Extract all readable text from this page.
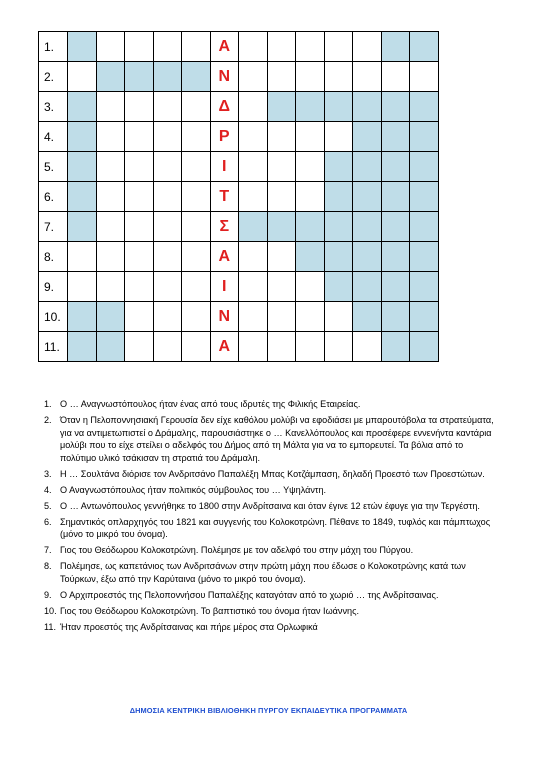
1.						Α							
2.						Ν							
3.						Δ							
4.						Ρ							
5.						Ι							
6.						Τ							
7.						Σ							
8.						Α							
9.						Ι							
10.						Ν							
11.						Α							
1. Ο … Αναγνωστόπουλος ήταν ένας από τους ιδρυτές της Φιλικής Εταιρείας.
2. Όταν η Πελοποννησιακή Γερουσία δεν είχε καθόλου μολύβι να εφοδιάσει με μπαρουτόβολα τα στρατεύματα, για να αντιμετωπιστεί ο Δράμαλης, παρουσιάστηκε ο … Κανελλόπουλος και προσέφερε εννενήντα καντάρια μολύβι που το είχε στείλει ο αδελφός του Δήμος από τη Μάλτα για να το εμπορευτεί. Τα βόλια από το πολύτιμο υλικό τσάκισαν τη στρατιά του Δράμαλη.
3. Η … Σουλτάνα διόρισε τον Ανδριτσάνο Παπαλέξη Μπας Κοτζάμπαση, δηλαδή Προεστό των Προεστώτων.
4. Ο Αναγνωστόπουλος ήταν πολιτικός σύμβουλος του … Υψηλάντη.
5. Ο … Αντωνόπουλος γεννήθηκε το 1800 στην Ανδρίτσαινα και όταν έγινε 12 ετών έφυγε για την Τεργέστη.
6. Σημαντικός οπλαρχηγός του 1821 και συγγενής του Κολοκοτρώνη. Πέθανε το 1849, τυφλός και πάμπτωχος (μόνο το μικρό του όνομα).
7. Γιος του Θεόδωρου Κολοκοτρώνη. Πολέμησε με τον αδελφό του στην μάχη του Πύργου.
8. Πολέμησε, ως καπετάνιος των Ανδριτσάνων στην πρώτη μάχη που έδωσε ο Κολοκοτρώνης κατά των Τούρκων, έξω από την Καρύταινα (μόνο το μικρό του όνομα).
9. Ο Αρχιπροεστός της Πελοποννήσου Παπαλέξης καταγόταν από το χωριό … της Ανδρίτσαινας.
10. Γιος του Θεόδωρου Κολοκοτρώνη. Το βαπτιστικό του όνομα ήταν Ιωάννης.
11. Ήταν προεστός της Ανδρίτσαινας και πήρε μέρος στα Ορλωφικά
ΔΗΜΟΣΙΑ ΚΕΝΤΡΙΚΗ ΒΙΒΛΙΟΘΗΚΗ ΠΥΡΓΟΥ ΕΚΠΑΙΔΕΥΤΙΚΑ ΠΡΟΓΡΑΜΜΑΤΑ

★ ★ ★ ★ ★

DIRECTIONS FOR THIS TASK: Please write out all the data again word for word, but not the pictures.

TASK RESULT:
Extract all readable text from this page.
1.						Α							
2.						Ν							
3.						Δ							
4.						Ρ							
5.						Ι							
6.						Τ							
7.						Σ							
8.						Α							
9.						Ι							
10.						Ν							
11.						Α							
1. Ο … Αναγνωστόπουλος ήταν ένας από τους ιδρυτές της Φιλικής Εταιρείας.
2. Όταν η Πελοποννησιακή Γερουσία δεν είχε καθόλου μολύβι να εφοδιάσει με μπαρουτόβολα τα στρατεύματα, για να αντιμετωπιστεί ο Δράμαλης, παρουσιάστηκε ο … Κανελλόπουλος και προσέφερε εννενήντα καντάρια μολύβι που το είχε στείλει ο αδελφός του Δήμος από τη Μάλτα για να το εμπορευτεί. Τα βόλια από το πολύτιμο υλικό τσάκισαν τη στρατιά του Δράμαλη.
3. Η … Σουλτάνα διόρισε τον Ανδριτσάνο Παπαλέξη Μπας Κοτζάμπαση, δηλαδή Προεστό των Προεστώτων.
4. Ο Αναγνωστόπουλος ήταν πολιτικός σύμβουλος του … Υψηλάντη.
5. Ο … Αντωνόπουλος γεννήθηκε το 1800 στην Ανδρίτσαινα και όταν έγινε 12 ετών έφυγε για την Τεργέστη.
6. Σημαντικός οπλαρχηγός του 1821 και συγγενής του Κολοκοτρώνη. Πέθανε το 1849, τυφλός και πάμπτωχος (μόνο το μικρό του όνομα).
7. Γιος του Θεόδωρου Κολοκοτρώνη. Πολέμησε με τον αδελφό του στην μάχη του Πύργου.
8. Πολέμησε, ως καπετάνιος των Ανδριτσάνων στην πρώτη μάχη που έδωσε ο Κολοκοτρώνης κατά των Τούρκων, έξω από την Καρύταινα (μόνο το μικρό του όνομα).
9. Ο Αρχιπροεστός της Πελοποννήσου Παπαλέξης καταγόταν από το χωριό … της Ανδρίτσαινας.
10. Γιος του Θεόδωρου Κολοκοτρώνη. Το βαπτιστικό του όνομα ήταν Ιωάννης.
11. Ήταν προεστός της Ανδρίτσαινας και πήρε μέρος στα Ορλωφικά
ΔΗΜΟΣΙΑ ΚΕΝΤΡΙΚΗ ΒΙΒΛΙΟΘΗΚΗ ΠΥΡΓΟΥ ΕΚΠΑΙΔΕΥΤΙΚΑ ΠΡΟΓΡΑΜΜΑΤΑ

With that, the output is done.